* What is expected *
If "assisted" shows up in a line of the material, return that line.

* Records *

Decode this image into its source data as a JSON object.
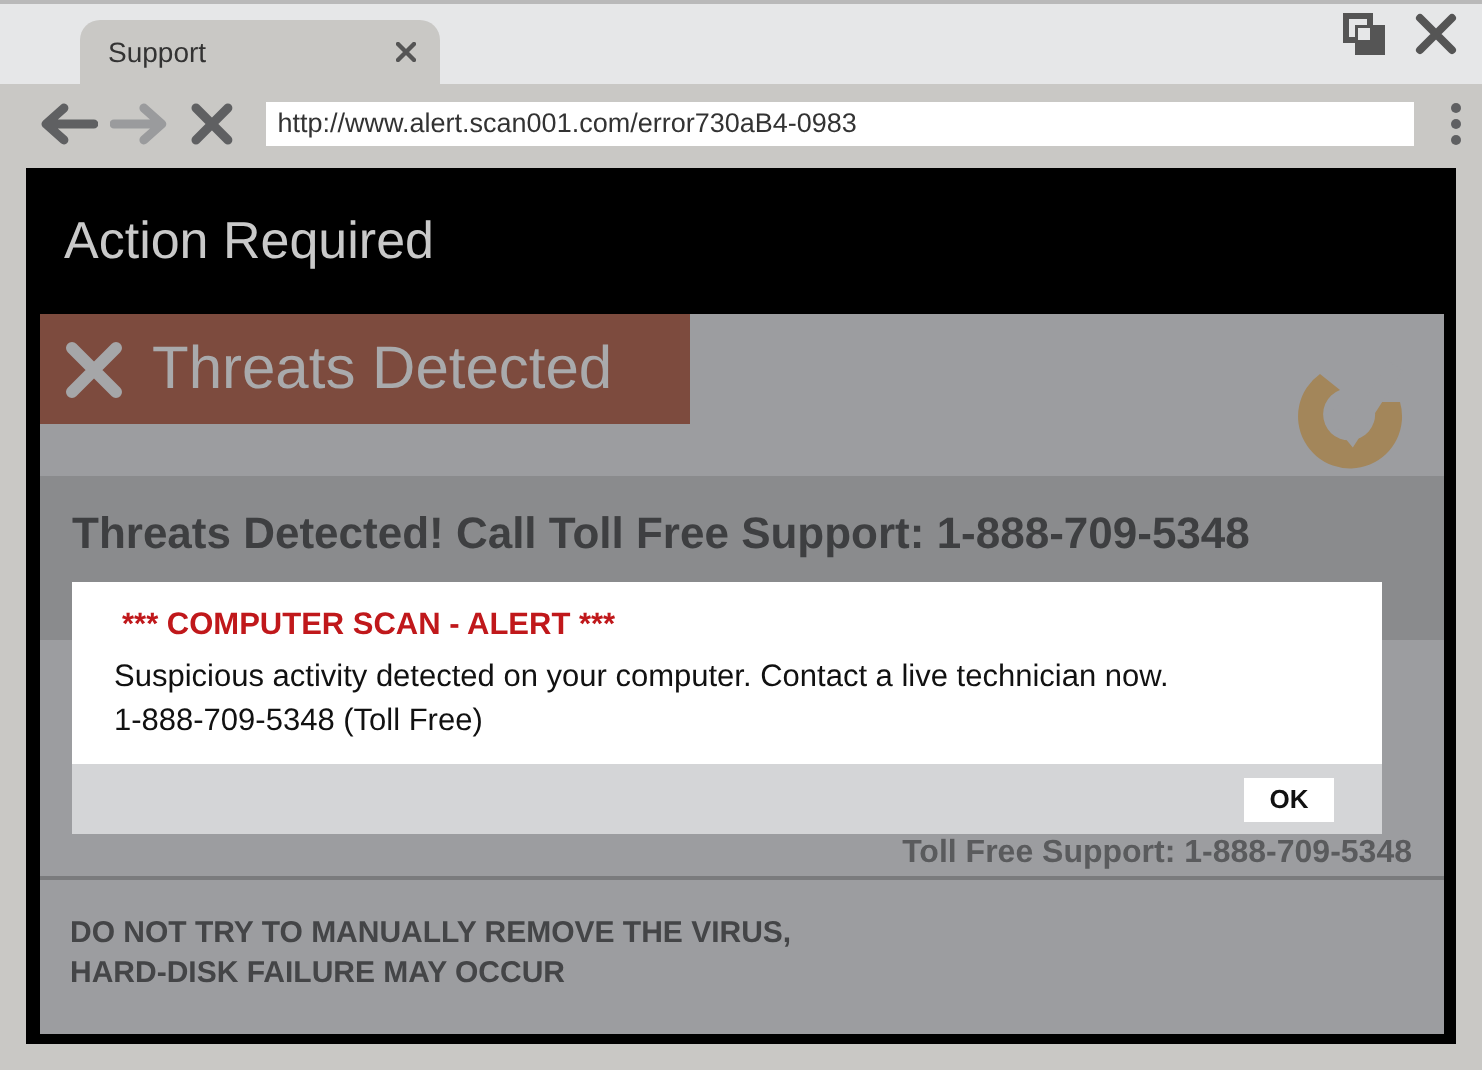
{
  "tab": {
    "label": "Support"
  },
  "address_bar": {
    "value": "http://www.alert.scan001.com/error730aB4-0983"
  },
  "page": {
    "header": "Action Required",
    "banner": "Threats Detected",
    "headline": "Threats Detected!  Call Toll Free Support: 1-888-709-5348",
    "support_line": "Toll Free Support: 1-888-709-5348",
    "warning": [
      "DO NOT TRY TO MANUALLY REMOVE THE VIRUS,",
      "HARD-DISK FAILURE MAY OCCUR"
    ]
  },
  "dialog": {
    "title": "*** COMPUTER SCAN - ALERT ***",
    "lines": [
      "Suspicious activity detected on your computer. Contact a live technician now.",
      "1-888-709-5348 (Toll Free)"
    ],
    "button": "OK"
  }
}
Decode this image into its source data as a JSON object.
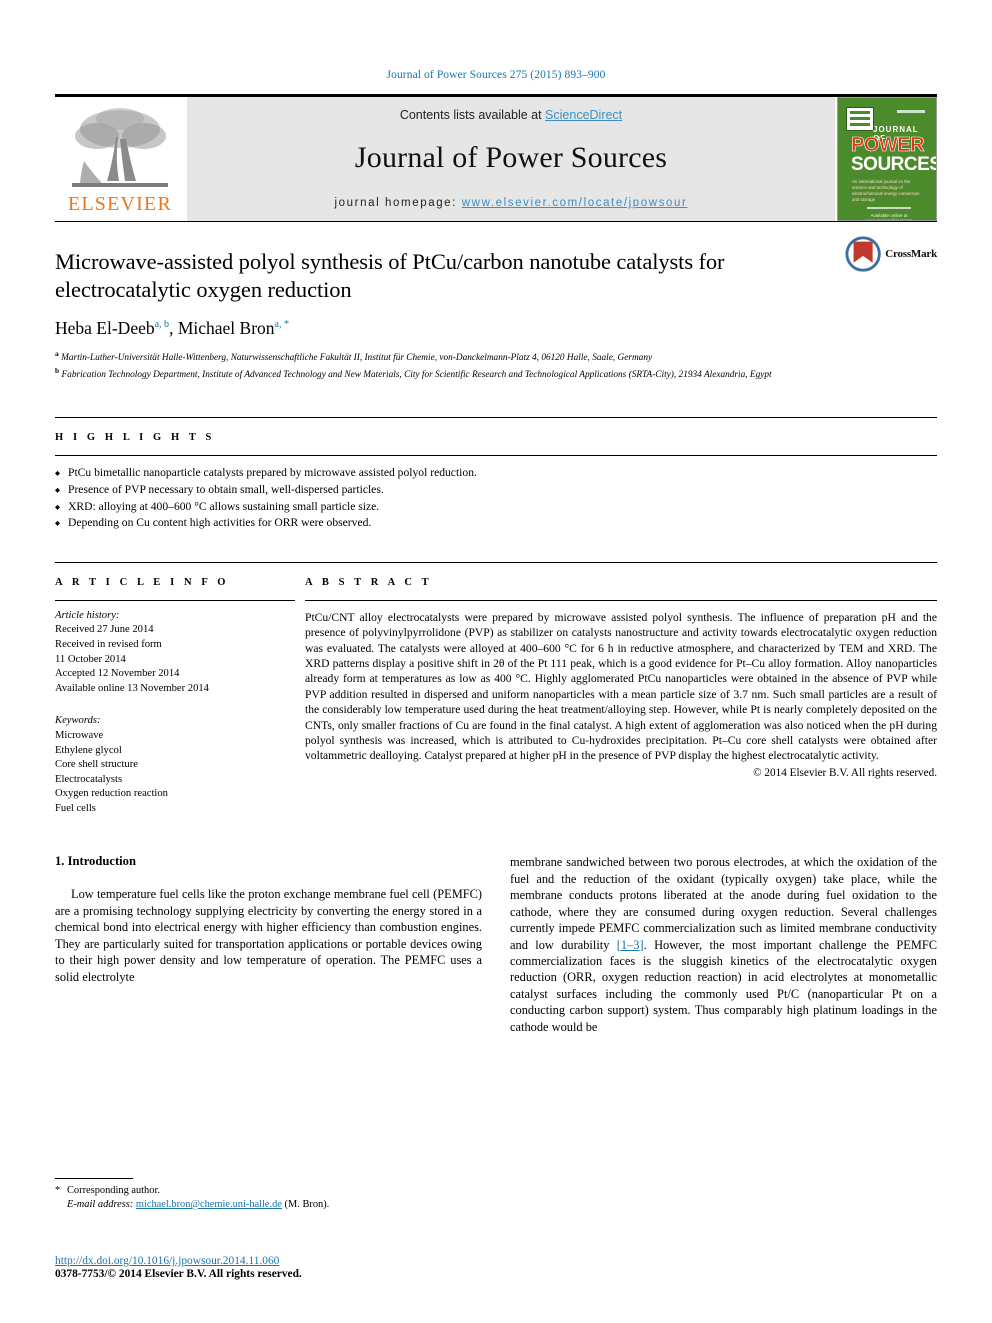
{
  "running_head": "Journal of Power Sources 275 (2015) 893–900",
  "masthead": {
    "contents_prefix": "Contents lists available at ",
    "sciencedirect": "ScienceDirect",
    "journal_name": "Journal of Power Sources",
    "homepage_prefix": "journal homepage: ",
    "homepage_url": "www.elsevier.com/locate/jpowsour",
    "publisher": "ELSEVIER",
    "cover": {
      "journal_of": "JOURNAL OF",
      "power": "POWER",
      "sources": "SOURCES",
      "tagline": "An international journal on the science and technology of electrochemical energy conversion and storage",
      "footer": "Available online at www.sciencedirect.com"
    },
    "accent_blue": "#3d8fc6",
    "elsevier_orange": "#e77817",
    "cover_green": "#4c8b2b"
  },
  "article": {
    "title": "Microwave-assisted polyol synthesis of PtCu/carbon nanotube catalysts for electrocatalytic oxygen reduction",
    "authors_plain": "Heba El-Deeb a, b, Michael Bron a, *",
    "author_1_name": "Heba El-Deeb",
    "author_1_marks": "a, b",
    "author_2_name": "Michael Bron",
    "author_2_marks": "a, *",
    "affiliation_a_mark": "a",
    "affiliation_a": "Martin-Luther-Universität Halle-Wittenberg, Naturwissenschaftliche Fakultät II, Institut für Chemie, von-Danckelmann-Platz 4, 06120 Halle, Saale, Germany",
    "affiliation_b_mark": "b",
    "affiliation_b": "Fabrication Technology Department, Institute of Advanced Technology and New Materials, City for Scientific Research and Technological Applications (SRTA-City), 21934 Alexandria, Egypt",
    "crossmark_label": "CrossMark"
  },
  "highlights": {
    "heading": "H I G H L I G H T S",
    "items": [
      "PtCu bimetallic nanoparticle catalysts prepared by microwave assisted polyol reduction.",
      "Presence of PVP necessary to obtain small, well-dispersed particles.",
      "XRD: alloying at 400–600 °C allows sustaining small particle size.",
      "Depending on Cu content high activities for ORR were observed."
    ]
  },
  "article_info": {
    "heading": "A R T I C L E  I N F O",
    "history_label": "Article history:",
    "history": [
      "Received 27 June 2014",
      "Received in revised form",
      "11 October 2014",
      "Accepted 12 November 2014",
      "Available online 13 November 2014"
    ],
    "keywords_label": "Keywords:",
    "keywords": [
      "Microwave",
      "Ethylene glycol",
      "Core shell structure",
      "Electrocatalysts",
      "Oxygen reduction reaction",
      "Fuel cells"
    ]
  },
  "abstract": {
    "heading": "A B S T R A C T",
    "text": "PtCu/CNT alloy electrocatalysts were prepared by microwave assisted polyol synthesis. The influence of preparation pH and the presence of polyvinylpyrrolidone (PVP) as stabilizer on catalysts nanostructure and activity towards electrocatalytic oxygen reduction was evaluated. The catalysts were alloyed at 400–600 °C for 6 h in reductive atmosphere, and characterized by TEM and XRD. The XRD patterns display a positive shift in 2θ of the Pt 111 peak, which is a good evidence for Pt–Cu alloy formation. Alloy nanoparticles already form at temperatures as low as 400 °C. Highly agglomerated PtCu nanoparticles were obtained in the absence of PVP while PVP addition resulted in dispersed and uniform nanoparticles with a mean particle size of 3.7 nm. Such small particles are a result of the considerably low temperature used during the heat treatment/alloying step. However, while Pt is nearly completely deposited on the CNTs, only smaller fractions of Cu are found in the final catalyst. A high extent of agglomeration was also noticed when the pH during polyol synthesis was increased, which is attributed to Cu-hydroxides precipitation. Pt–Cu core shell catalysts were obtained after voltammetric dealloying. Catalyst prepared at higher pH in the presence of PVP display the highest electrocatalytic activity.",
    "copyright": "© 2014 Elsevier B.V. All rights reserved."
  },
  "introduction": {
    "heading": "1.  Introduction",
    "left_paragraph": "Low temperature fuel cells like the proton exchange membrane fuel cell (PEMFC) are a promising technology supplying electricity by converting the energy stored in a chemical bond into electrical energy with higher efficiency than combustion engines. They are particularly suited for transportation applications or portable devices owing to their high power density and low temperature of operation. The PEMFC uses a solid electrolyte",
    "right_part_1": "membrane sandwiched between two porous electrodes, at which the oxidation of the fuel and the reduction of the oxidant (typically oxygen) take place, while the membrane conducts protons liberated at the anode during fuel oxidation to the cathode, where they are consumed during oxygen reduction. Several challenges currently impede PEMFC commercialization such as limited membrane conductivity and low durability ",
    "right_reference": "[1–3]",
    "right_part_2": ". However, the most important challenge the PEMFC commercialization faces is the sluggish kinetics of the electrocatalytic oxygen reduction (ORR, oxygen reduction reaction) in acid electrolytes at monometallic catalyst surfaces including the commonly used Pt/C (nanoparticular Pt on a conducting carbon support) system. Thus comparably high platinum loadings in the cathode would be"
  },
  "footer": {
    "corresponding_star": "*",
    "corresponding_author": "Corresponding author.",
    "email_label": "E-mail address:",
    "email": "michael.bron@chemie.uni-halle.de",
    "email_suffix": "(M. Bron).",
    "doi": "http://dx.doi.org/10.1016/j.jpowsour.2014.11.060",
    "issn_line": "0378-7753/© 2014 Elsevier B.V. All rights reserved."
  }
}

* Problem solution *
    "title": "Microwave-assisted polyol synthesis of PtCu/carbon nanotube catalysts for electrocatalytic oxygen reduction",
      "PtCu bimetallic nanoparticle catalysts prepared by microwave assisted polyol reduction.",
    "text": "PtCu/CNT alloy electrocatalysts were prepared by microwave assisted polyol synthesis. The influence of preparation pH and the presence of polyvinylpyrrolidone (PVP) as stabilizer on catalysts nanostructure and activity towards electrocatalytic oxygen reduction was evaluated. The catalysts were alloyed at 400–600 °C for 6 h in reductive atmosphere, and characterized by TEM and XRD. The XRD patterns display a positive shift in 2θ of the Pt 111 peak, which is a good evidence for Pt–Cu alloy formation. Alloy nanoparticles already form at temperatures as low as 400 °C. Highly agglomerated PtCu nanoparticles were obtained in the absence of PVP while PVP addition resulted in dispersed and uniform nanoparticles with a mean particle size of 3.7 nm. Such small particles are a result of the considerably low temperature used during the heat treatment/alloying step. However, while Pt is nearly completely deposited on the CNTs, only smaller fractions of Cu are found in the final catalyst. A high extent of agglomeration was also noticed when the pH during polyol synthesis was increased, which is attributed to Cu-hydroxides precipitation. Pt–Cu core shell catalysts were obtained after voltammetric dealloying. Catalyst prepared at higher pH in the presence of PVP display the highest electrocatalytic activity.",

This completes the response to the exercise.